Written request:
Only the number is wanted: tally the lines below that contain the word "username".

[Items from a data source]
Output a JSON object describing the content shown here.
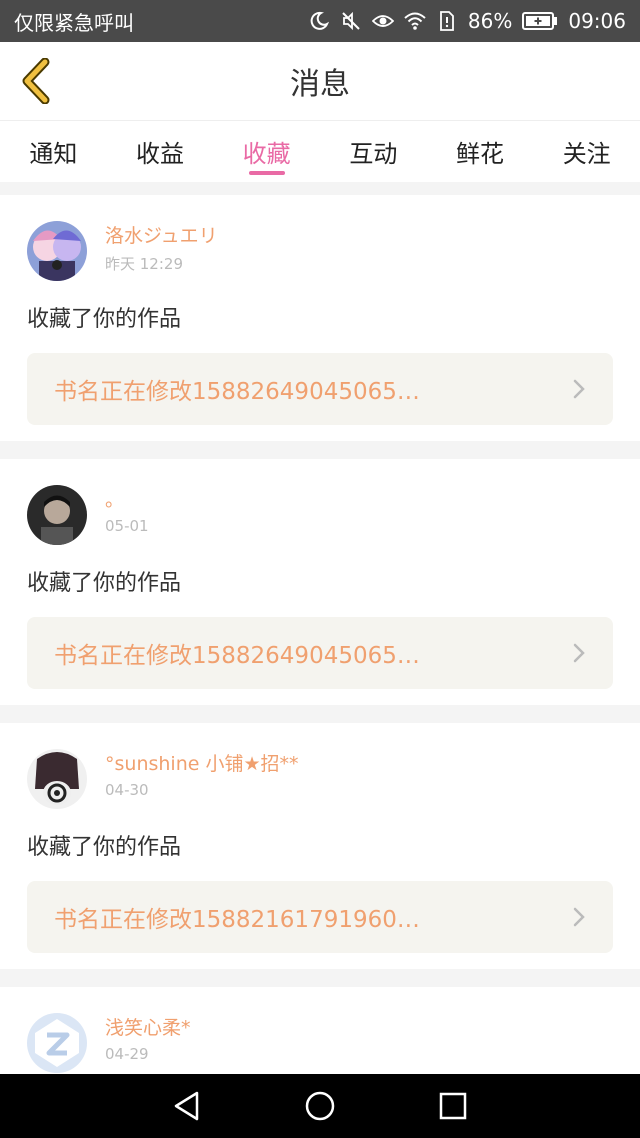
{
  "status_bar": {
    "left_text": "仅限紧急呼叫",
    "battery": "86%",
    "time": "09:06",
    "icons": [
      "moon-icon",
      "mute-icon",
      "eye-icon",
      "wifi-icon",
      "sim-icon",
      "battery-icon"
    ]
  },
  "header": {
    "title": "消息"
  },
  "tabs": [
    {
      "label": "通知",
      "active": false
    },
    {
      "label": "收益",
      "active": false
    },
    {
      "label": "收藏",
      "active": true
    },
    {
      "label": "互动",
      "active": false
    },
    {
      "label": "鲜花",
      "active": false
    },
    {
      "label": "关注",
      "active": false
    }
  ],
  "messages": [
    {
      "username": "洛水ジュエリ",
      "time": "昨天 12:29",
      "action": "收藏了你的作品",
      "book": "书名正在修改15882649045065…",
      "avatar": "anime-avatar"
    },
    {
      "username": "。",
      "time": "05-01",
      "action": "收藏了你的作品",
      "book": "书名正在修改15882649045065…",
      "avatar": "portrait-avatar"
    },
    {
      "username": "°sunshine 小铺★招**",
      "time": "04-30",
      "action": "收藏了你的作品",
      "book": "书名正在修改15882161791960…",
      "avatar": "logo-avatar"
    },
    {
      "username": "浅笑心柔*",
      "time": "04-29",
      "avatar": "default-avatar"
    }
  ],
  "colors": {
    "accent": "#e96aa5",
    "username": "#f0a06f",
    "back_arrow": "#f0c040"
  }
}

--

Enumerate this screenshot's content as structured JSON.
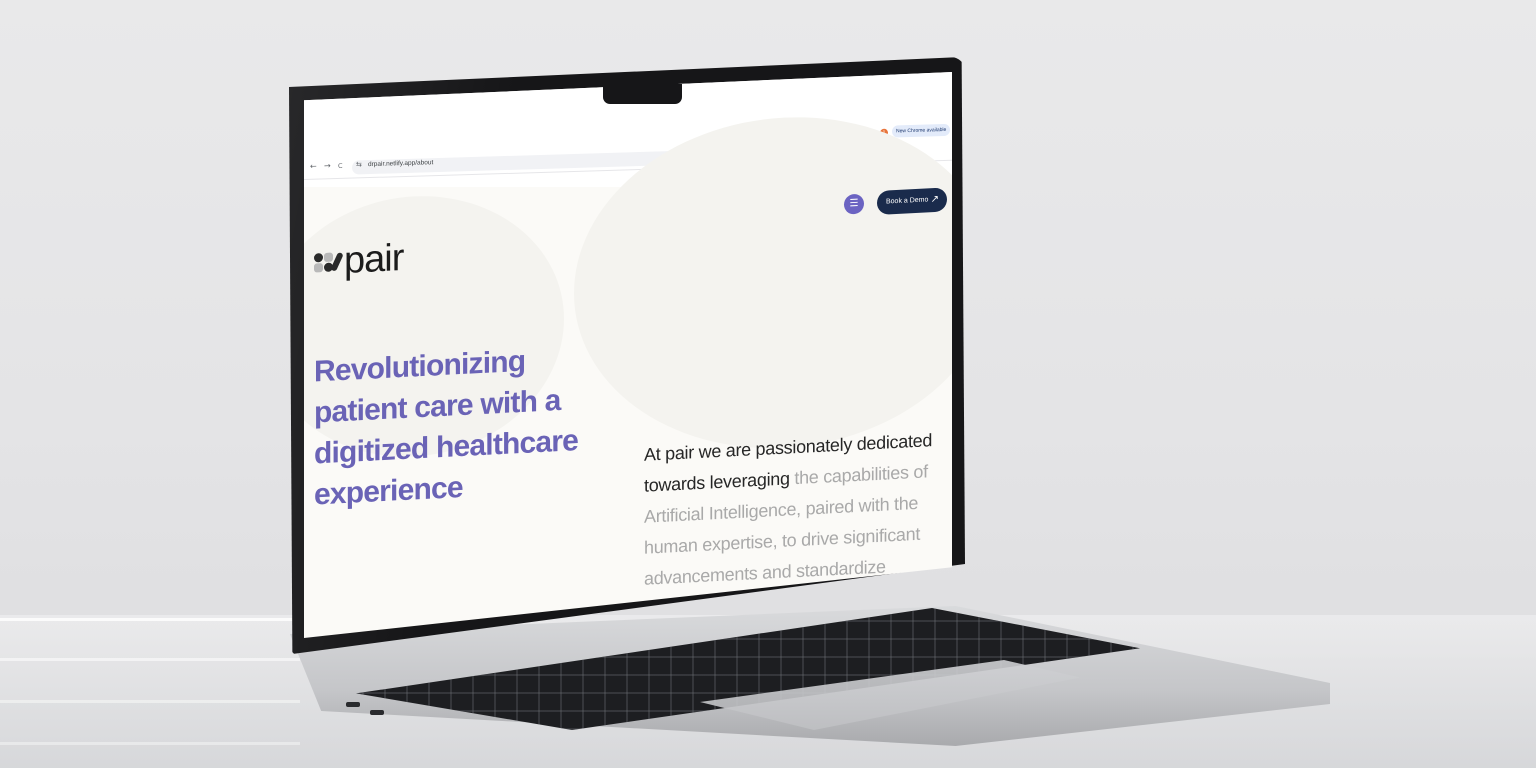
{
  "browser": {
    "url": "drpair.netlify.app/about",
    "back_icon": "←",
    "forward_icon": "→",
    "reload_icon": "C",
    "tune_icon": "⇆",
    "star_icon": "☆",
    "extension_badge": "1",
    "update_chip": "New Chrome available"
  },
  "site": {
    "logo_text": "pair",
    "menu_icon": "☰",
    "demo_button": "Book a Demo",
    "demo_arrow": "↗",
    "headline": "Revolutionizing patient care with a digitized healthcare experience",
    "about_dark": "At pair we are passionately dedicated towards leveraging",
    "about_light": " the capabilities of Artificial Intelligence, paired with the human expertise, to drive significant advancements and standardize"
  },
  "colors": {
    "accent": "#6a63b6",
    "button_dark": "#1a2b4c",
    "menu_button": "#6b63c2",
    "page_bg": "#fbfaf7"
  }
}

Task result:
5